= Short exercise =
Find every line with the word "motus". Copy those lines.

Raw records
— start —

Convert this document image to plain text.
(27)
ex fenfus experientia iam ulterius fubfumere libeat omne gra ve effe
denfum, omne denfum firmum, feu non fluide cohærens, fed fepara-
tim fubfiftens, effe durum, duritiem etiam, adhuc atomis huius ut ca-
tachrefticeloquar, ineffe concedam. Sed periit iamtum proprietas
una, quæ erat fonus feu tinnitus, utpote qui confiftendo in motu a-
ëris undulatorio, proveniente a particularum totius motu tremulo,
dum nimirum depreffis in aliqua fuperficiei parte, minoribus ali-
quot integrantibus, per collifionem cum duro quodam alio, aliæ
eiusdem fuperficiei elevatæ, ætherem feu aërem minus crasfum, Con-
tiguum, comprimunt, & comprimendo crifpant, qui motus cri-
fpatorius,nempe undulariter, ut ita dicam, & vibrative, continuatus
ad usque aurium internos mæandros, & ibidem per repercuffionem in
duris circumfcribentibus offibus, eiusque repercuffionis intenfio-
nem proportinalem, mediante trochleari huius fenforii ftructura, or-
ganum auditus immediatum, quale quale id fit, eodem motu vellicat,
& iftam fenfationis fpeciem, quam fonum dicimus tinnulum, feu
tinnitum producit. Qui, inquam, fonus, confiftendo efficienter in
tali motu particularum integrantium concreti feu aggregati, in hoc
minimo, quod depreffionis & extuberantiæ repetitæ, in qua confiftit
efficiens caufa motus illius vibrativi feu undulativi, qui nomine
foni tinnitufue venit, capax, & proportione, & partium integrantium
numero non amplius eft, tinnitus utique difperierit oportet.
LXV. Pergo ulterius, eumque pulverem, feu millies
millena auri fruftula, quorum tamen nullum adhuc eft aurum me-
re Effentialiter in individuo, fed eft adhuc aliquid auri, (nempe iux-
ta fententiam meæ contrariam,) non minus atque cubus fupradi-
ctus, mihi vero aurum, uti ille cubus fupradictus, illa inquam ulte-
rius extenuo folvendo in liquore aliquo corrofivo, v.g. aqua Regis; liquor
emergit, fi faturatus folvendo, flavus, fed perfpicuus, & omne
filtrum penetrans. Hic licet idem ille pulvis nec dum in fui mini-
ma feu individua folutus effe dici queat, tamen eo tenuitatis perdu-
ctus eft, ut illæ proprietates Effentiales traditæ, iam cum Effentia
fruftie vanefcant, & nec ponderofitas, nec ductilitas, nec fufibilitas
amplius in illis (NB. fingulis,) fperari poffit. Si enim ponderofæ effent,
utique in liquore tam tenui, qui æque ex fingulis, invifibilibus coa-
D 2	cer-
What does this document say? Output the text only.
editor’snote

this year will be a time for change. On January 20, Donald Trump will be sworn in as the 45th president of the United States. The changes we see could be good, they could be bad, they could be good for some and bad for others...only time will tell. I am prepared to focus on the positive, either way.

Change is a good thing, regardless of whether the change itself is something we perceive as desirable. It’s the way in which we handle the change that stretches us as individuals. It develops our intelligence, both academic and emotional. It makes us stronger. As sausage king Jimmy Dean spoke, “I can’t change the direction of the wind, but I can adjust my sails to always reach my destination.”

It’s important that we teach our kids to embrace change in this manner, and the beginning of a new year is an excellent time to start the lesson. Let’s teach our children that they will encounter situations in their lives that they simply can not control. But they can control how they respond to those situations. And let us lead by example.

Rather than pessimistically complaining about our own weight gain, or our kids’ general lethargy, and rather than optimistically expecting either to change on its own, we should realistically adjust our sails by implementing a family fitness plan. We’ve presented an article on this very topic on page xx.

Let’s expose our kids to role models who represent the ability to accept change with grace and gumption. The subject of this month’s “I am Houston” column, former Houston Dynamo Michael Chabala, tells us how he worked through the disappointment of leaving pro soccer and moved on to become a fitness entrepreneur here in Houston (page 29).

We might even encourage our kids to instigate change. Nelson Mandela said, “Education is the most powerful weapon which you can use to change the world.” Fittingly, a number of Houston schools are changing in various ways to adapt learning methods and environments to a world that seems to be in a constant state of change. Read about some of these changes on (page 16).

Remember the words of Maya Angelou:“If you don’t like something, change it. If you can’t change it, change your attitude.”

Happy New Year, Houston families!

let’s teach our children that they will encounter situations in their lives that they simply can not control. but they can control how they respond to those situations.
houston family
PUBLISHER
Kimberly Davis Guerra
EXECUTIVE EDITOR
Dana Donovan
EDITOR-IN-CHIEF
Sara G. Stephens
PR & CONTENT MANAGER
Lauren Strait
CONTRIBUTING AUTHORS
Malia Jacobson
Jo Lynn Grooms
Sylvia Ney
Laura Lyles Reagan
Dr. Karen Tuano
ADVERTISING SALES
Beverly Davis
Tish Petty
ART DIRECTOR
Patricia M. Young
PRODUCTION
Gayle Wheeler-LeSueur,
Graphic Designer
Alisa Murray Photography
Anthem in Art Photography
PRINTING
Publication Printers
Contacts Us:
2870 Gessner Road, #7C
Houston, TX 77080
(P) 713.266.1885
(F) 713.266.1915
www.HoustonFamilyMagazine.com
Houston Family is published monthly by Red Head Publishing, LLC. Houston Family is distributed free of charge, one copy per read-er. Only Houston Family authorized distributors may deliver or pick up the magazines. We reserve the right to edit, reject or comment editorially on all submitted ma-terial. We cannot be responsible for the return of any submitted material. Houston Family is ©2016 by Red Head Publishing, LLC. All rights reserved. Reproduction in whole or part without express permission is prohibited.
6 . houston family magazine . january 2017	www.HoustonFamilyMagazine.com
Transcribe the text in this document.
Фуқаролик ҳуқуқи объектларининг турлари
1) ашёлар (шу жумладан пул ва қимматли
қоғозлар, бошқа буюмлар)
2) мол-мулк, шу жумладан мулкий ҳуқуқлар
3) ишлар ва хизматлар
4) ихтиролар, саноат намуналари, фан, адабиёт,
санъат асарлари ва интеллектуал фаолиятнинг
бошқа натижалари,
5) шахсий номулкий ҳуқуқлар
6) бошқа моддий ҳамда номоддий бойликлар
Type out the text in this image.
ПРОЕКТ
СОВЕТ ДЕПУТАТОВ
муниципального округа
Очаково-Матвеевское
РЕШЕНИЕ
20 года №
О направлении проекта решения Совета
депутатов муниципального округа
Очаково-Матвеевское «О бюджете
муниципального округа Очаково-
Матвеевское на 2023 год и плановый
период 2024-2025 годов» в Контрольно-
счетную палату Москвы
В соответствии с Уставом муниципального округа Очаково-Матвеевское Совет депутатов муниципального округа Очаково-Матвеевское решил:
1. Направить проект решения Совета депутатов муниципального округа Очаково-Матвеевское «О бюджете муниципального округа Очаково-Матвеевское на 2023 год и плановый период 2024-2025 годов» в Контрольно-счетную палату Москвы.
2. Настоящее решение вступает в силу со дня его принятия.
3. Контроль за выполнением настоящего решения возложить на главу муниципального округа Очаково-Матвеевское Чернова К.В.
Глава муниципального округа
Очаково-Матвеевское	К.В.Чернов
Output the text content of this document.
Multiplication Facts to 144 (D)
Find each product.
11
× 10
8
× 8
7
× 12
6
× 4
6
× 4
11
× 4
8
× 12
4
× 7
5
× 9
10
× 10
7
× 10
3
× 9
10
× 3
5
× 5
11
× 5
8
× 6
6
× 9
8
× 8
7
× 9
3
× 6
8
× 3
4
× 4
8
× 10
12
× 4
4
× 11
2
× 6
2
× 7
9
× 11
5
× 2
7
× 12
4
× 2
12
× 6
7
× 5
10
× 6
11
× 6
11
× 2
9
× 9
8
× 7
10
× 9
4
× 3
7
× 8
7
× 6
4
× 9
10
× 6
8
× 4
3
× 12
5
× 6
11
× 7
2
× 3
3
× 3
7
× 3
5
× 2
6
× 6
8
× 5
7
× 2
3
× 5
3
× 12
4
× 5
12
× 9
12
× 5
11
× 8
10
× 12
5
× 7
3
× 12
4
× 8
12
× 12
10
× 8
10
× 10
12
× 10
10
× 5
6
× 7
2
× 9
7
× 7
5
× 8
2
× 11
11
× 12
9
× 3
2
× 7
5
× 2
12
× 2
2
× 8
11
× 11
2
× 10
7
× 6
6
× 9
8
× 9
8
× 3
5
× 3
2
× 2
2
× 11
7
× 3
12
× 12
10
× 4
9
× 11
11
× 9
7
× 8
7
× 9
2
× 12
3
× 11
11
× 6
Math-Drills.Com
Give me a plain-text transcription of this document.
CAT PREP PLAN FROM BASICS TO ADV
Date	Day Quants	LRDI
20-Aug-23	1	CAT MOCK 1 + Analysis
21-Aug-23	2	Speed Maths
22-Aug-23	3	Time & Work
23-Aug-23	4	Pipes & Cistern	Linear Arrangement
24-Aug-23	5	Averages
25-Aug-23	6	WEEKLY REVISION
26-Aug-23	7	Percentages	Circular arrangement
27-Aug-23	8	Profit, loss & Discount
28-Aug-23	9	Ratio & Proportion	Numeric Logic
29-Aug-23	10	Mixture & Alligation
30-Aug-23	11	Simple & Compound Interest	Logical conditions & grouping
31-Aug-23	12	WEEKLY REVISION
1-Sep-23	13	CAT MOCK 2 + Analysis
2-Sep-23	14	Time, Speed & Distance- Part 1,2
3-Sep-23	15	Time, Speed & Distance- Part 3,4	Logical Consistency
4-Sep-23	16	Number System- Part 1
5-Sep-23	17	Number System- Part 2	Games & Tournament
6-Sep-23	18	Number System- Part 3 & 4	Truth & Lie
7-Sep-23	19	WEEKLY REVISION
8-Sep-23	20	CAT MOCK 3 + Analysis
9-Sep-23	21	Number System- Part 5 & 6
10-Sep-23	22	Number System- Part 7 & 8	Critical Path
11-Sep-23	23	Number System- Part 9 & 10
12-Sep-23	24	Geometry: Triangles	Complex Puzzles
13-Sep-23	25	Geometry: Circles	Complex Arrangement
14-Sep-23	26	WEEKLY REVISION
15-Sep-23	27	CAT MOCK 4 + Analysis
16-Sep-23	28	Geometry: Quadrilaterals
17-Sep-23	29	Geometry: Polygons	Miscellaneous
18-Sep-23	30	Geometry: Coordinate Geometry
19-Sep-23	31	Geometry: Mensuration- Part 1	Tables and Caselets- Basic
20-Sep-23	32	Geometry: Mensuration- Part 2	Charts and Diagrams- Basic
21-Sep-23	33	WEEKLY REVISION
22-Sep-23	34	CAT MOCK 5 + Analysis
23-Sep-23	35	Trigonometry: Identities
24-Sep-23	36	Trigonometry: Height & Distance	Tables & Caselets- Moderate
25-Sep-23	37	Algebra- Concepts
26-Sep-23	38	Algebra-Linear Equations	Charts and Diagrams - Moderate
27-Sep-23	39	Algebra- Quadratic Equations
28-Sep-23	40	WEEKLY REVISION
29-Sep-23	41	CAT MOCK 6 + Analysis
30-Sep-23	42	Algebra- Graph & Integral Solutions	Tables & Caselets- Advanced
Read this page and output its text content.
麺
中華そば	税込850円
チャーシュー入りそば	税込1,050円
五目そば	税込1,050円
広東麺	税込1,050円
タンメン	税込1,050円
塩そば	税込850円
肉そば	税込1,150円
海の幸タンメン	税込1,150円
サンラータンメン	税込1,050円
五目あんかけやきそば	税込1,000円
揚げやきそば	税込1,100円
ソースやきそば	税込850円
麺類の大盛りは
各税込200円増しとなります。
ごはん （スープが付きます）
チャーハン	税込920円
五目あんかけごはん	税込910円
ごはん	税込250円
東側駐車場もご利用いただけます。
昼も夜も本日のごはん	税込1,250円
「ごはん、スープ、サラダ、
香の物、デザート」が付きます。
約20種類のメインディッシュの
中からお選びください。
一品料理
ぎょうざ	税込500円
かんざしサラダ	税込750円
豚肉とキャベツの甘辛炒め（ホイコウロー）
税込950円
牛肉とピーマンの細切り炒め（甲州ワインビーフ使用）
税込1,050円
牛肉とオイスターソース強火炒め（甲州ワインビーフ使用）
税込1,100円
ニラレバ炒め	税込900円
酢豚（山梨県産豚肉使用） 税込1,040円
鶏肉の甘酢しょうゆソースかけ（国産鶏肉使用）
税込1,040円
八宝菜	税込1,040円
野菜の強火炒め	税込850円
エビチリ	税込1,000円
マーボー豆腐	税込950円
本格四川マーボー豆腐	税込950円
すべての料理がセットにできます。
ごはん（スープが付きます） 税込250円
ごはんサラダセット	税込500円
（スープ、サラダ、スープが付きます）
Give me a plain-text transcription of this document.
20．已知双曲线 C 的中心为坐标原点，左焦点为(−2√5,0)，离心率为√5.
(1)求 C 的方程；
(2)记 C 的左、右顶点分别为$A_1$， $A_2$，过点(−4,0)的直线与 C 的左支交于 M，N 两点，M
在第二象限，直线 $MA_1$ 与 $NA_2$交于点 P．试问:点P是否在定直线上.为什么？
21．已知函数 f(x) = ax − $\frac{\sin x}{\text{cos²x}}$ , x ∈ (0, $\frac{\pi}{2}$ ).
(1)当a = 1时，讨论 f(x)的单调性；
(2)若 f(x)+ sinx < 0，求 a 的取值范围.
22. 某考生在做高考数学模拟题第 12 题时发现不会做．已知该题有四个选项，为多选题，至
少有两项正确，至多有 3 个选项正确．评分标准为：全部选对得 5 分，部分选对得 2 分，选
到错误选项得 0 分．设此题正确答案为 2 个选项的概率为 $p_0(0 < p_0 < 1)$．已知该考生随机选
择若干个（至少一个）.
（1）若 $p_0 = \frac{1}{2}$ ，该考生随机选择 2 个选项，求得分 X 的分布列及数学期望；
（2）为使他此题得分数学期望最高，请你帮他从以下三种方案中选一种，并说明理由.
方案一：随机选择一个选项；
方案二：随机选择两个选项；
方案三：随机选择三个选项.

— end —

= Response to this exercise =
tiguum, comprimunt, & comprimendo crifpant, qui motus cri-
efficiens caufa motus illius vibrativi feu undulativi, qui nomine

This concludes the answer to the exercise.